## Collected data
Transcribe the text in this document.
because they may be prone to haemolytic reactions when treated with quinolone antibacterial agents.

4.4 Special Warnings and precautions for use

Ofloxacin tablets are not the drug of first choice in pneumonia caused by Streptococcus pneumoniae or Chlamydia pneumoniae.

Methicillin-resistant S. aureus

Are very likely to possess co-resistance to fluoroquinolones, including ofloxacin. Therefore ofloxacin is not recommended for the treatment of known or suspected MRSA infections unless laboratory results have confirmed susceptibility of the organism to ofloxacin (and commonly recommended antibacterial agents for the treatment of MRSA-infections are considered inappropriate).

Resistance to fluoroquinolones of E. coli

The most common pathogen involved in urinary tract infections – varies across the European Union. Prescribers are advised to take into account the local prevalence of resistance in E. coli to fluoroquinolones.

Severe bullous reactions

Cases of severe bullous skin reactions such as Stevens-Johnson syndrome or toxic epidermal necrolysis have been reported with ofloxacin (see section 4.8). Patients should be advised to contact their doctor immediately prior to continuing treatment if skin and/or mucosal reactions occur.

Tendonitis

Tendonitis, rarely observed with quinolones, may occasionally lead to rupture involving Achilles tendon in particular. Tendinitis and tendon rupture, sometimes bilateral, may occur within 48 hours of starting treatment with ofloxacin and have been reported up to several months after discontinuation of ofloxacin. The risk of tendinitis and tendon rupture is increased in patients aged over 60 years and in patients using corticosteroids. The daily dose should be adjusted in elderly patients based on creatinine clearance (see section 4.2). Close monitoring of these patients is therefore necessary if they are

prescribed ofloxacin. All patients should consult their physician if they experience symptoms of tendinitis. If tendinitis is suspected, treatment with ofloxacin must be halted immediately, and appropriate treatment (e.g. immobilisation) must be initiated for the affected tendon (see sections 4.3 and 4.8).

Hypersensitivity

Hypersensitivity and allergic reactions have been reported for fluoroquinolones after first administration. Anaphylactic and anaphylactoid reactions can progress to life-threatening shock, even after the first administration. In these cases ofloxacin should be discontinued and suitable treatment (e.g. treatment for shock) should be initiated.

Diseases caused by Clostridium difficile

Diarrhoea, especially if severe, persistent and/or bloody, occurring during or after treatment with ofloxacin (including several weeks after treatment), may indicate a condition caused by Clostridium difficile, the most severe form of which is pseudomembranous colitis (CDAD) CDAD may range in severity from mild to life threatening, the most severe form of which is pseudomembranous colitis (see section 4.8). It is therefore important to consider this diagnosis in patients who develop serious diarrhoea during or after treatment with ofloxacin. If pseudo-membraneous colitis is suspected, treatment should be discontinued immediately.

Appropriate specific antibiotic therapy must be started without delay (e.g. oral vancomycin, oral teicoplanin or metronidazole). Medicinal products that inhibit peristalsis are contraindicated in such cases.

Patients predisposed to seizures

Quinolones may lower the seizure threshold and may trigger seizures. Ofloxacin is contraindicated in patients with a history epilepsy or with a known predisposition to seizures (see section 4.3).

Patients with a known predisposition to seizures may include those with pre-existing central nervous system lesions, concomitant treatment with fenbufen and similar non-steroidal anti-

## What is needed
Search each line of the data above for "advised", and copy the lines where it occurs.

## Task response
The most common pathogen involved in urinary tract infections – varies across the European Union. Prescribers are advised to take into account the local prevalence of resistance in E. coli to fluoroquinolones.
Cases of severe bullous skin reactions such as Stevens-Johnson syndrome or toxic epidermal necrolysis have been reported with ofloxacin (see section 4.8). Patients should be advised to contact their doctor immediately prior to continuing treatment if skin and/or mucosal reactions occur.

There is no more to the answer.